(Collected data entries)
* START *
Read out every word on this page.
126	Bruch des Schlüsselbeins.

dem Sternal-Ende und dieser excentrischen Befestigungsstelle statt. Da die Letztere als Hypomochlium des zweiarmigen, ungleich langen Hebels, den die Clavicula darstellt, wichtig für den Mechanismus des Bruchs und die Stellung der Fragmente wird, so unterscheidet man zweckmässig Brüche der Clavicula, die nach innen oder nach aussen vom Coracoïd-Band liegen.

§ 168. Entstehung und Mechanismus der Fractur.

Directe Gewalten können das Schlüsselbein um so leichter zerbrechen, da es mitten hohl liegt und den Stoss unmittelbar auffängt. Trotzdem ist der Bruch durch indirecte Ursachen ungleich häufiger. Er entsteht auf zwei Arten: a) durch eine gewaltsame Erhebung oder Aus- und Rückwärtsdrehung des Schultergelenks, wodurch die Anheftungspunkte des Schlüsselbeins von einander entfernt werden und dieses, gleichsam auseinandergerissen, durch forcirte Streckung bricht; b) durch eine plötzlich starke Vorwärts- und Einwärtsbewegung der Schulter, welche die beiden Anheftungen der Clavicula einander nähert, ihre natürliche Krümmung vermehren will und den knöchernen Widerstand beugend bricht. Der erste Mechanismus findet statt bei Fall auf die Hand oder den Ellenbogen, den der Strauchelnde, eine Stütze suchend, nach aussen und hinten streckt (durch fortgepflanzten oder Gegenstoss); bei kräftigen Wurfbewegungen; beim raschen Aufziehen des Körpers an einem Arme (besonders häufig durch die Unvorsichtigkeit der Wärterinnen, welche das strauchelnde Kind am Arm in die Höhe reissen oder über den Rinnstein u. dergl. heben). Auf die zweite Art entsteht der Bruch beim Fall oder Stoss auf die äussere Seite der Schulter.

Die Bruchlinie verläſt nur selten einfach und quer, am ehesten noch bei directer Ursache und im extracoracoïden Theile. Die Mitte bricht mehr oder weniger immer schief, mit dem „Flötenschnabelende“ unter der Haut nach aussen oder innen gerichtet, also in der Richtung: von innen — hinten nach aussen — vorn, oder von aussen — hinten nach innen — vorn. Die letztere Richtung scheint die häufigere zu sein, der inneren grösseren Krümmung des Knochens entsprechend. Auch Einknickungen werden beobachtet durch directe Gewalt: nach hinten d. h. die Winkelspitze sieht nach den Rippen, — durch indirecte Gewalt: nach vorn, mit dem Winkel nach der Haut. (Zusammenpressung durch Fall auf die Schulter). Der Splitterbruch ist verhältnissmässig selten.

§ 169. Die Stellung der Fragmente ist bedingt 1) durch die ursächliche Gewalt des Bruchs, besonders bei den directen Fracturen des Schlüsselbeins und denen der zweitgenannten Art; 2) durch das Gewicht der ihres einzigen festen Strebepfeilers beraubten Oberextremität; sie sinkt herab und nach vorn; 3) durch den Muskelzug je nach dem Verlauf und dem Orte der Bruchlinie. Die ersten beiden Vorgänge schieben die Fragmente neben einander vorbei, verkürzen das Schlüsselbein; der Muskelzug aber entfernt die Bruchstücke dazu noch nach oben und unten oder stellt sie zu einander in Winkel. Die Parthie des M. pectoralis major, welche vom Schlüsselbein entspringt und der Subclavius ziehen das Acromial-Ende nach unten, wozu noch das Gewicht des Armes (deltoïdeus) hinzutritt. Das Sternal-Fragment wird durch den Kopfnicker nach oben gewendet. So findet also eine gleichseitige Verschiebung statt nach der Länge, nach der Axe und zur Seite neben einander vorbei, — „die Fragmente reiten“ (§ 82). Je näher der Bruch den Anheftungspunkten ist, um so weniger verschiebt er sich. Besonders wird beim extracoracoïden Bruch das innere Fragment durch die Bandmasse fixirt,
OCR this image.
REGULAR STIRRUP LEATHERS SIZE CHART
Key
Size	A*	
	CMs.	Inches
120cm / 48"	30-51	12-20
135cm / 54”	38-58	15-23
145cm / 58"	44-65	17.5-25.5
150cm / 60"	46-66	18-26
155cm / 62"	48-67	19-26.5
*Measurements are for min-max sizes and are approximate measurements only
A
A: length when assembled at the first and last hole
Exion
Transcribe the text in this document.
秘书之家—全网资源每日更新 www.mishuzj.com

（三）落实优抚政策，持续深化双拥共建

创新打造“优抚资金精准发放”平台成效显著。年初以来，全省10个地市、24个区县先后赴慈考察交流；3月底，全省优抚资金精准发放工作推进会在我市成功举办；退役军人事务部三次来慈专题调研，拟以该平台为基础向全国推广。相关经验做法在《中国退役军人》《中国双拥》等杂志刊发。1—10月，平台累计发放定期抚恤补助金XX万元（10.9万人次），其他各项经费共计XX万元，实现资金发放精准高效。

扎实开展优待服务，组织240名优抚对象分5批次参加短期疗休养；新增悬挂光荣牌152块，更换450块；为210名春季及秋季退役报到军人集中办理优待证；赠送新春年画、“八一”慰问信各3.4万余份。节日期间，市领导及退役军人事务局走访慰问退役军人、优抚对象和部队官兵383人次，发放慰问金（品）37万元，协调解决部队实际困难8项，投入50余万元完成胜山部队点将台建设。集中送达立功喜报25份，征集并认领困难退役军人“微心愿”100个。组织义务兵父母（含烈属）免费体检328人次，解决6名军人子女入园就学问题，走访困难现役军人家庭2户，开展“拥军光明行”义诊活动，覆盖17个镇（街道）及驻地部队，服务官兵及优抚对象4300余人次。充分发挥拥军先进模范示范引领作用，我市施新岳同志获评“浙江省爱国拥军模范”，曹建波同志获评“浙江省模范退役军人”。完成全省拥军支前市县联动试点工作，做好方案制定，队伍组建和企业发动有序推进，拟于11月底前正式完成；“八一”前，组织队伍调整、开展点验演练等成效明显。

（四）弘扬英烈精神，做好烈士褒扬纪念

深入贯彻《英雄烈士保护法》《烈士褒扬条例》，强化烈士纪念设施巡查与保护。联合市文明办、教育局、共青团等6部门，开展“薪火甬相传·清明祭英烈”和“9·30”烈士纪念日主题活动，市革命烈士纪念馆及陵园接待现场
* END *
__WHAT IS BEING ASKED__: Reproduce every record above exactly as it appears.

__WRITTEN SOLUTION__:
Read out every word on this page.
126	Bruch des Schlüsselbeins.

dem Sternal-Ende und dieser excentrischen Befestigungsstelle statt. Da die Letztere als Hypomochlium des zweiarmigen, ungleich langen Hebels, den die Clavicula darstellt, wichtig für den Mechanismus des Bruchs und die Stellung der Fragmente wird, so unterscheidet man zweckmässig Brüche der Clavicula, die nach innen oder nach aussen vom Coracoïd-Band liegen.

§ 168. Entstehung und Mechanismus der Fractur.

Directe Gewalten können das Schlüsselbein um so leichter zerbrechen, da es mitten hohl liegt und den Stoss unmittelbar auffängt. Trotzdem ist der Bruch durch indirecte Ursachen ungleich häufiger. Er entsteht auf zwei Arten: a) durch eine gewaltsame Erhebung oder Aus- und Rückwärtsdrehung des Schultergelenks, wodurch die Anheftungspunkte des Schlüsselbeins von einander entfernt werden und dieses, gleichsam auseinandergerissen, durch forcirte Streckung bricht; b) durch eine plötzlich starke Vorwärts- und Einwärtsbewegung der Schulter, welche die beiden Anheftungen der Clavicula einander nähert, ihre natürliche Krümmung vermehren will und den knöchernen Widerstand beugend bricht. Der erste Mechanismus findet statt bei Fall auf die Hand oder den Ellenbogen, den der Strauchelnde, eine Stütze suchend, nach aussen und hinten streckt (durch fortgepflanzten oder Gegenstoss); bei kräftigen Wurfbewegungen; beim raschen Aufziehen des Körpers an einem Arme (besonders häufig durch die Unvorsichtigkeit der Wärterinnen, welche das strauchelnde Kind am Arm in die Höhe reissen oder über den Rinnstein u. dergl. heben). Auf die zweite Art entsteht der Bruch beim Fall oder Stoss auf die äussere Seite der Schulter.

Die Bruchlinie verläſt nur selten einfach und quer, am ehesten noch bei directer Ursache und im extracoracoïden Theile. Die Mitte bricht mehr oder weniger immer schief, mit dem „Flötenschnabelende“ unter der Haut nach aussen oder innen gerichtet, also in der Richtung: von innen — hinten nach aussen — vorn, oder von aussen — hinten nach innen — vorn. Die letztere Richtung scheint die häufigere zu sein, der inneren grösseren Krümmung des Knochens entsprechend. Auch Einknickungen werden beobachtet durch directe Gewalt: nach hinten d. h. die Winkelspitze sieht nach den Rippen, — durch indirecte Gewalt: nach vorn, mit dem Winkel nach der Haut. (Zusammenpressung durch Fall auf die Schulter). Der Splitterbruch ist verhältnissmässig selten.

§ 169. Die Stellung der Fragmente ist bedingt 1) durch die ursächliche Gewalt des Bruchs, besonders bei den directen Fracturen des Schlüsselbeins und denen der zweitgenannten Art; 2) durch das Gewicht der ihres einzigen festen Strebepfeilers beraubten Oberextremität; sie sinkt herab und nach vorn; 3) durch den Muskelzug je nach dem Verlauf und dem Orte der Bruchlinie. Die ersten beiden Vorgänge schieben die Fragmente neben einander vorbei, verkürzen das Schlüsselbein; der Muskelzug aber entfernt die Bruchstücke dazu noch nach oben und unten oder stellt sie zu einander in Winkel. Die Parthie des M. pectoralis major, welche vom Schlüsselbein entspringt und der Subclavius ziehen das Acromial-Ende nach unten, wozu noch das Gewicht des Armes (deltoïdeus) hinzutritt. Das Sternal-Fragment wird durch den Kopfnicker nach oben gewendet. So findet also eine gleichseitige Verschiebung statt nach der Länge, nach der Axe und zur Seite neben einander vorbei, — „die Fragmente reiten“ (§ 82). Je näher der Bruch den Anheftungspunkten ist, um so weniger verschiebt er sich. Besonders wird beim extracoracoïden Bruch das innere Fragment durch die Bandmasse fixirt,
OCR this image.
REGULAR STIRRUP LEATHERS SIZE CHART
Key
Size	A*	
	CMs.	Inches
120cm / 48"	30-51	12-20
135cm / 54”	38-58	15-23
145cm / 58"	44-65	17.5-25.5
150cm / 60"	46-66	18-26
155cm / 62"	48-67	19-26.5
*Measurements are for min-max sizes and are approximate measurements only
A
A: length when assembled at the first and last hole
Exion
Transcribe the text in this document.
秘书之家—全网资源每日更新 www.mishuzj.com

（三）落实优抚政策，持续深化双拥共建

创新打造“优抚资金精准发放”平台成效显著。年初以来，全省10个地市、24个区县先后赴慈考察交流；3月底，全省优抚资金精准发放工作推进会在我市成功举办；退役军人事务部三次来慈专题调研，拟以该平台为基础向全国推广。相关经验做法在《中国退役军人》《中国双拥》等杂志刊发。1—10月，平台累计发放定期抚恤补助金XX万元（10.9万人次），其他各项经费共计XX万元，实现资金发放精准高效。

扎实开展优待服务，组织240名优抚对象分5批次参加短期疗休养；新增悬挂光荣牌152块，更换450块；为210名春季及秋季退役报到军人集中办理优待证；赠送新春年画、“八一”慰问信各3.4万余份。节日期间，市领导及退役军人事务局走访慰问退役军人、优抚对象和部队官兵383人次，发放慰问金（品）37万元，协调解决部队实际困难8项，投入50余万元完成胜山部队点将台建设。集中送达立功喜报25份，征集并认领困难退役军人“微心愿”100个。组织义务兵父母（含烈属）免费体检328人次，解决6名军人子女入园就学问题，走访困难现役军人家庭2户，开展“拥军光明行”义诊活动，覆盖17个镇（街道）及驻地部队，服务官兵及优抚对象4300余人次。充分发挥拥军先进模范示范引领作用，我市施新岳同志获评“浙江省爱国拥军模范”，曹建波同志获评“浙江省模范退役军人”。完成全省拥军支前市县联动试点工作，做好方案制定，队伍组建和企业发动有序推进，拟于11月底前正式完成；“八一”前，组织队伍调整、开展点验演练等成效明显。

（四）弘扬英烈精神，做好烈士褒扬纪念

深入贯彻《英雄烈士保护法》《烈士褒扬条例》，强化烈士纪念设施巡查与保护。联合市文明办、教育局、共青团等6部门，开展“薪火甬相传·清明祭英烈”和“9·30”烈士纪念日主题活动，市革命烈士纪念馆及陵园接待现场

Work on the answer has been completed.